** start INFORMATION SHOWN **

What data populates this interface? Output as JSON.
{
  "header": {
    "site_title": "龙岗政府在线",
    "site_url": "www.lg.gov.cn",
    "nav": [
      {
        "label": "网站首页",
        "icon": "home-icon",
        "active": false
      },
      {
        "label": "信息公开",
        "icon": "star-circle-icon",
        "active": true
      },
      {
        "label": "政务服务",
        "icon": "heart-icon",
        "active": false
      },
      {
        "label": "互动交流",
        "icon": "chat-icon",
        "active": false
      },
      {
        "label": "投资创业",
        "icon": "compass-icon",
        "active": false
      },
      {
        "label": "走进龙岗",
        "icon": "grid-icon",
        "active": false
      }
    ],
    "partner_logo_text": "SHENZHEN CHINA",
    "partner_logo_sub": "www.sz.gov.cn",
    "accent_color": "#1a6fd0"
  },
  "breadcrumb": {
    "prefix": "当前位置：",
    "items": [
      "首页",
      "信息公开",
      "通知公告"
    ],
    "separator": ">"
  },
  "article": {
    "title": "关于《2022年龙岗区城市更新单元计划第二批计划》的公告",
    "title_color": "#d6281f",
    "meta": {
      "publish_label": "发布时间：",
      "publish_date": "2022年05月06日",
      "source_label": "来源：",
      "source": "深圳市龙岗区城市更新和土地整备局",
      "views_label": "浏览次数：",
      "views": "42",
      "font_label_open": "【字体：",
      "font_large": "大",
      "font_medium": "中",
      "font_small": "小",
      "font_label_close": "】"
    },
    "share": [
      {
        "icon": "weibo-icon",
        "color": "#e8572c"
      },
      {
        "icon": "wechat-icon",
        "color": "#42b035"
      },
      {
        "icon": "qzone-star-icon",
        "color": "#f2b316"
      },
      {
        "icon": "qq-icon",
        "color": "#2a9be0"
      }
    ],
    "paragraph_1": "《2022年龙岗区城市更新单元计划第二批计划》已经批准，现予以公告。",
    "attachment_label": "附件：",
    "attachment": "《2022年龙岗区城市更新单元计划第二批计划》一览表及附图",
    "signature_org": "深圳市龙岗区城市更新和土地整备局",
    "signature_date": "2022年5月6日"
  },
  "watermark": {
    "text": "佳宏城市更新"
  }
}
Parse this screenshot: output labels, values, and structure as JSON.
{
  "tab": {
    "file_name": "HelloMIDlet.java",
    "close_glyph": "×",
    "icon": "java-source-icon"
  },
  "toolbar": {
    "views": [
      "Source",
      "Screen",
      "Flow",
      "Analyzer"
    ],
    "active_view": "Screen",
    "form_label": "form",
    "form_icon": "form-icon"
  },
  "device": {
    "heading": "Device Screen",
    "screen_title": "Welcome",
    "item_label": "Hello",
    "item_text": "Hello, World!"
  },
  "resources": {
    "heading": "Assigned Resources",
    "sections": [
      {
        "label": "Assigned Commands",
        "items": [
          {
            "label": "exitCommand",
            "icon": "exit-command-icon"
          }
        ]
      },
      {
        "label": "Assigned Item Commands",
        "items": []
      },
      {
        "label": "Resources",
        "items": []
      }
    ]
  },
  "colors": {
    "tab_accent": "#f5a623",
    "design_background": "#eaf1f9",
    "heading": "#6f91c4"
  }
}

** end INFORMATION SHOWN **

WHAT YOU NEED TO DO>
Exact output of every entry is required.

COMPLETED EXERCISE>
What data populates this interface? Output as JSON.
{
  "header": {
    "site_title": "龙岗政府在线",
    "site_url": "www.lg.gov.cn",
    "nav": [
      {
        "label": "网站首页",
        "icon": "home-icon",
        "active": false
      },
      {
        "label": "信息公开",
        "icon": "star-circle-icon",
        "active": true
      },
      {
        "label": "政务服务",
        "icon": "heart-icon",
        "active": false
      },
      {
        "label": "互动交流",
        "icon": "chat-icon",
        "active": false
      },
      {
        "label": "投资创业",
        "icon": "compass-icon",
        "active": false
      },
      {
        "label": "走进龙岗",
        "icon": "grid-icon",
        "active": false
      }
    ],
    "partner_logo_text": "SHENZHEN CHINA",
    "partner_logo_sub": "www.sz.gov.cn",
    "accent_color": "#1a6fd0"
  },
  "breadcrumb": {
    "prefix": "当前位置：",
    "items": [
      "首页",
      "信息公开",
      "通知公告"
    ],
    "separator": ">"
  },
  "article": {
    "title": "关于《2022年龙岗区城市更新单元计划第二批计划》的公告",
    "title_color": "#d6281f",
    "meta": {
      "publish_label": "发布时间：",
      "publish_date": "2022年05月06日",
      "source_label": "来源：",
      "source": "深圳市龙岗区城市更新和土地整备局",
      "views_label": "浏览次数：",
      "views": "42",
      "font_label_open": "【字体：",
      "font_large": "大",
      "font_medium": "中",
      "font_small": "小",
      "font_label_close": "】"
    },
    "share": [
      {
        "icon": "weibo-icon",
        "color": "#e8572c"
      },
      {
        "icon": "wechat-icon",
        "color": "#42b035"
      },
      {
        "icon": "qzone-star-icon",
        "color": "#f2b316"
      },
      {
        "icon": "qq-icon",
        "color": "#2a9be0"
      }
    ],
    "paragraph_1": "《2022年龙岗区城市更新单元计划第二批计划》已经批准，现予以公告。",
    "attachment_label": "附件：",
    "attachment": "《2022年龙岗区城市更新单元计划第二批计划》一览表及附图",
    "signature_org": "深圳市龙岗区城市更新和土地整备局",
    "signature_date": "2022年5月6日"
  },
  "watermark": {
    "text": "佳宏城市更新"
  }
}
Parse this screenshot: output labels, values, and structure as JSON.
{
  "tab": {
    "file_name": "HelloMIDlet.java",
    "close_glyph": "×",
    "icon": "java-source-icon"
  },
  "toolbar": {
    "views": [
      "Source",
      "Screen",
      "Flow",
      "Analyzer"
    ],
    "active_view": "Screen",
    "form_label": "form",
    "form_icon": "form-icon"
  },
  "device": {
    "heading": "Device Screen",
    "screen_title": "Welcome",
    "item_label": "Hello",
    "item_text": "Hello, World!"
  },
  "resources": {
    "heading": "Assigned Resources",
    "sections": [
      {
        "label": "Assigned Commands",
        "items": [
          {
            "label": "exitCommand",
            "icon": "exit-command-icon"
          }
        ]
      },
      {
        "label": "Assigned Item Commands",
        "items": []
      },
      {
        "label": "Resources",
        "items": []
      }
    ]
  },
  "colors": {
    "tab_accent": "#f5a623",
    "design_background": "#eaf1f9",
    "heading": "#6f91c4"
  }
}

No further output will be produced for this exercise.